**To-do list:**
1/ In the forum thread on Eevee and raytracing, what kind of raytracing does Eevee use?
2/ Extend the forum thread on Eevee and raytracing, picking up after its last post.

-- START OF Passage provided --

OMG! Thank you for posting this. The whole I’m reading this thread I’m thinking, Isn’t this the same as Eevee? I was just about to post this same thing. Doesn’t Eevee use ray-tracing right now? I always thought screen space effects where ray traced shader effects. Is that not the case?
Yes, Eevee uses Screen Space Raytracing (as basically every Game Engine right now). No, it is not the same as Eevee, as it is not only Screen Space raytracing and therefore way superior. Screen Space doesn’t have all the information you need and you will always get artifacts from it. But it is quite cheap. The raytracing Api is more something like OpenGL for raytracing. It allows you to write GPU-raytracing systems using shaders and leaves all the ugly implementation details like acceleration structures to Microsoft/the driver developers.
So what about the future of Evvee will it get support for RTX or go the way of a Vulcan Open GL ES implementation of Realtime Raytracing like PowerVR did in 2015?
Two questions:
1). Does this work in conjunction with screen space raytracing effects ( like SSR ). As stuff like SSR are post processing effects and therefore will happen after it, is it possible for them to work together?
2). Does screen space ray tracing run faster then “traditional” ray tracing ( assuming they have the same amount of bounces and hits )?

-- END OF Passage provided --
-- START OF Record extracts --

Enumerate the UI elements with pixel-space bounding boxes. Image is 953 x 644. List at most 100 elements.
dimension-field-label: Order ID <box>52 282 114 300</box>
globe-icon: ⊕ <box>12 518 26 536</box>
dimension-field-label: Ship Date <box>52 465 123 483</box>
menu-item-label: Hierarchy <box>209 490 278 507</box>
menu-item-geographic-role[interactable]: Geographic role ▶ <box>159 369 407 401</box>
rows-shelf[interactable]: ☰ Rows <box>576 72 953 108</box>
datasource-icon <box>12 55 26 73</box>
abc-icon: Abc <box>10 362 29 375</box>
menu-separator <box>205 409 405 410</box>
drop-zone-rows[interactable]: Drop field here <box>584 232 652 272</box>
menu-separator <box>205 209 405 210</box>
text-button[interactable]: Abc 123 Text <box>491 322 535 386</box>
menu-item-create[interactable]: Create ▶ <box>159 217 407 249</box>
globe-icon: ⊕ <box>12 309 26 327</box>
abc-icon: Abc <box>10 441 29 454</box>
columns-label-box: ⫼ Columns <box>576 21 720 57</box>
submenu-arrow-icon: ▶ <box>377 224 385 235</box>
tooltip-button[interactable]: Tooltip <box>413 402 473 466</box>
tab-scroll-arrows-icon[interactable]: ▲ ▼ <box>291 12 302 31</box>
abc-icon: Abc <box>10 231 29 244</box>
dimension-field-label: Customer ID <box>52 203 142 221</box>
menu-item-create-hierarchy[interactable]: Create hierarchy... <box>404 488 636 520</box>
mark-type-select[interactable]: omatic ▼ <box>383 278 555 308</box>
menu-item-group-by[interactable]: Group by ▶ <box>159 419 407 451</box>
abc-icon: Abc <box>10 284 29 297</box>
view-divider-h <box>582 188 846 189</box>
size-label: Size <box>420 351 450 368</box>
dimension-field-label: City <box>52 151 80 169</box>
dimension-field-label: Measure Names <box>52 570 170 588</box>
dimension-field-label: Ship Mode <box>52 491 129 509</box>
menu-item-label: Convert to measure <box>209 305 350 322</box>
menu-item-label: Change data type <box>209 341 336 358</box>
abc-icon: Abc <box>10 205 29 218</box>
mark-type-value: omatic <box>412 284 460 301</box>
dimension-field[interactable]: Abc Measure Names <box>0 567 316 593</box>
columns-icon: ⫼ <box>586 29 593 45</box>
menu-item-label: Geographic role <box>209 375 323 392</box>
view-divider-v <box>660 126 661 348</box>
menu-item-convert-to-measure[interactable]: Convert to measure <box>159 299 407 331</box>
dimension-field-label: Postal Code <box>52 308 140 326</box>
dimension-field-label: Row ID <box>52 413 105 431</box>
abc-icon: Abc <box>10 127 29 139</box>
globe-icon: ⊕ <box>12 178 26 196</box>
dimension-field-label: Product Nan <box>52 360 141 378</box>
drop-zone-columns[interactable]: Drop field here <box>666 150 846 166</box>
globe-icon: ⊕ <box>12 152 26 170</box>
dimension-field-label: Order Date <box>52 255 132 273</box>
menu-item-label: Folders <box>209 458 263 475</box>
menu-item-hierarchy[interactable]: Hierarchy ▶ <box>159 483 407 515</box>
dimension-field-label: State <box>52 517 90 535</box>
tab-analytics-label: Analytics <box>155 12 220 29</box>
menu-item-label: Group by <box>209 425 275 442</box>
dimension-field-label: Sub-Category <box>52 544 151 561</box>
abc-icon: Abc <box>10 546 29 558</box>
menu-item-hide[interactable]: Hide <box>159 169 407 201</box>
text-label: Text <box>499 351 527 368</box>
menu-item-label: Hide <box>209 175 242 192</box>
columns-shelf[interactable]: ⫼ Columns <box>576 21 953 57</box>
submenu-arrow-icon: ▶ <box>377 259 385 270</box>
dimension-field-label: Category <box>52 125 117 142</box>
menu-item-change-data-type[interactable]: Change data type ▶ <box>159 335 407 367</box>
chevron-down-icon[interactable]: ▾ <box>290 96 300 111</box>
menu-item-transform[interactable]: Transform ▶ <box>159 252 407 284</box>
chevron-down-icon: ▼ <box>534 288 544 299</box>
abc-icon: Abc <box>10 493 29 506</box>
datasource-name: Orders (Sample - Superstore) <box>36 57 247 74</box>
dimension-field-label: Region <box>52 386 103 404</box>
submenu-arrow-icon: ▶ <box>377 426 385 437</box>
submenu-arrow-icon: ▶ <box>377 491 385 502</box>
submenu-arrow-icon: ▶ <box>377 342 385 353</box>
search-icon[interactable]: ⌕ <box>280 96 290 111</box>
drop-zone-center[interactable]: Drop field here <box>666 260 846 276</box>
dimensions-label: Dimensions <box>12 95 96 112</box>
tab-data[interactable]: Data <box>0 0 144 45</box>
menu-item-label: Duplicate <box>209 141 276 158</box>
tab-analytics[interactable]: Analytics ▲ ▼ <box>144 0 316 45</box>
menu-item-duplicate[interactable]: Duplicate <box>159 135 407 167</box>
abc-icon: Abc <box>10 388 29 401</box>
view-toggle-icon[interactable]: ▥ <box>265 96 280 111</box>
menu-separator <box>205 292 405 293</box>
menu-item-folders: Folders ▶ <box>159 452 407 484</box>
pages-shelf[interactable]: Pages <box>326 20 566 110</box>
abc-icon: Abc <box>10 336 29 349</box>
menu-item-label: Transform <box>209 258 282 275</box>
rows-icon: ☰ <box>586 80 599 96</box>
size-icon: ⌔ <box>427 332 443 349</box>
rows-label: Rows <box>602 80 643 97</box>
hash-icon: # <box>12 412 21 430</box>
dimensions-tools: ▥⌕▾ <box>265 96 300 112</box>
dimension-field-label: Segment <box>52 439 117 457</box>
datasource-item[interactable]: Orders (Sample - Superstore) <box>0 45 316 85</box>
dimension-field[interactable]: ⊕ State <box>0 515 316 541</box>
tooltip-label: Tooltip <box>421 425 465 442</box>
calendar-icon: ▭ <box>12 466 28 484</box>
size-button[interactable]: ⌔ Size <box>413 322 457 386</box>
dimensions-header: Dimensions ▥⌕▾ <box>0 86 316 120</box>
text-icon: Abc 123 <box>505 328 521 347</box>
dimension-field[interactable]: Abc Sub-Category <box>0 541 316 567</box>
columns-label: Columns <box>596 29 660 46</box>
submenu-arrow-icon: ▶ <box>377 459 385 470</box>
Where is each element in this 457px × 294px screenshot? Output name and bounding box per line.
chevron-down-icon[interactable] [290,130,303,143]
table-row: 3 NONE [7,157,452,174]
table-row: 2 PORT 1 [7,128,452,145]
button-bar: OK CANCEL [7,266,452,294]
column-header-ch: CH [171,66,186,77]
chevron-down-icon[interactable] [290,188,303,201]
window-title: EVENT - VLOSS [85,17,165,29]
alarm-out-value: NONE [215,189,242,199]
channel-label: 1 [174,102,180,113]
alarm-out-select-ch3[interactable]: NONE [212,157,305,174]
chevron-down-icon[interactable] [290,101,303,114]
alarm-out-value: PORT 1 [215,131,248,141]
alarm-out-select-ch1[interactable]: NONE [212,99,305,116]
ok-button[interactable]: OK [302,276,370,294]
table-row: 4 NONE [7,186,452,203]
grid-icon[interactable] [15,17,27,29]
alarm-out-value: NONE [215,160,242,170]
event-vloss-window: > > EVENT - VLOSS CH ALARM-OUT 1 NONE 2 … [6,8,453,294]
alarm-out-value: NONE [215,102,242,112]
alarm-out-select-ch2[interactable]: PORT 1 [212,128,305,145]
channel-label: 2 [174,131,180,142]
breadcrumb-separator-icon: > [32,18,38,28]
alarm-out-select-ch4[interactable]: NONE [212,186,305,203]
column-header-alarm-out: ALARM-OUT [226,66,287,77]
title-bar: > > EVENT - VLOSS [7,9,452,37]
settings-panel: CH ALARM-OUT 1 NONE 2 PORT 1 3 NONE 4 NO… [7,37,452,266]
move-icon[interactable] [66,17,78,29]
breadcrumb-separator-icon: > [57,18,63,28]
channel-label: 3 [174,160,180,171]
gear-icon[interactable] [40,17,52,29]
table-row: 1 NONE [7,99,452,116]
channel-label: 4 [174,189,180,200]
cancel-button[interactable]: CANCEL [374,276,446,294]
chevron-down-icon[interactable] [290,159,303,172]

-- END OF Record extracts --

**Exercise responses:**
1/ Screen Space Raytracing.

2/
Once the actual ray tracing techniques become usable in practise, it has to be found out which kind of combination makes sense or maybe is needed to get acceptable performance. No matter how cool those technical demos are and how much hype they produce, it is going to take years before comparable solutions are e.g. used as the default in games. While the development moves towards that, several new techniques and varients are going to appear, that’s why no one can tell you what kind of combination could make sense.
Screen space effects work only based on the information that is actually present on the screen. This makes them a lot faster and in certain cases very flawed. In screen space effects, bounces don’t make sense, because you would most likely reach places for which you don’t have information anyways.
There was a interesting article on GPUopen website done by Enscape here: https://gpuopen.com/deferred-path-tracing-enscape/
Now Enscape is a realtime deferred path tracer, but there are some interesting things they did,
Quote’ We use Radeon Rays (formerly AMD FireRays) for the BVH construction and traversal. We vary between different tracing kernels across different hardware setups to achieve the best possible performance. We ported the stackless traversal algorithm to run on OpenGL® 4.2 hardware, so that the kernel runs in a plain fragment or vertex shader without the need for Compute Shader or OpenCL™. ’
We completely avoid casting primary rays by using our G Buffer as a starting point.
We then accumulate ray samples across multiple frames to solve each fragment’s BRDF. A mapping function defines a distinctive ray direction for a group of four fragments (half resolution). We use a global low-discrepancy seed per frame and a local random value which comes from a noise texture. Using any plain pseudo-random sampling must be avoided, since it will lead to visible artifacts.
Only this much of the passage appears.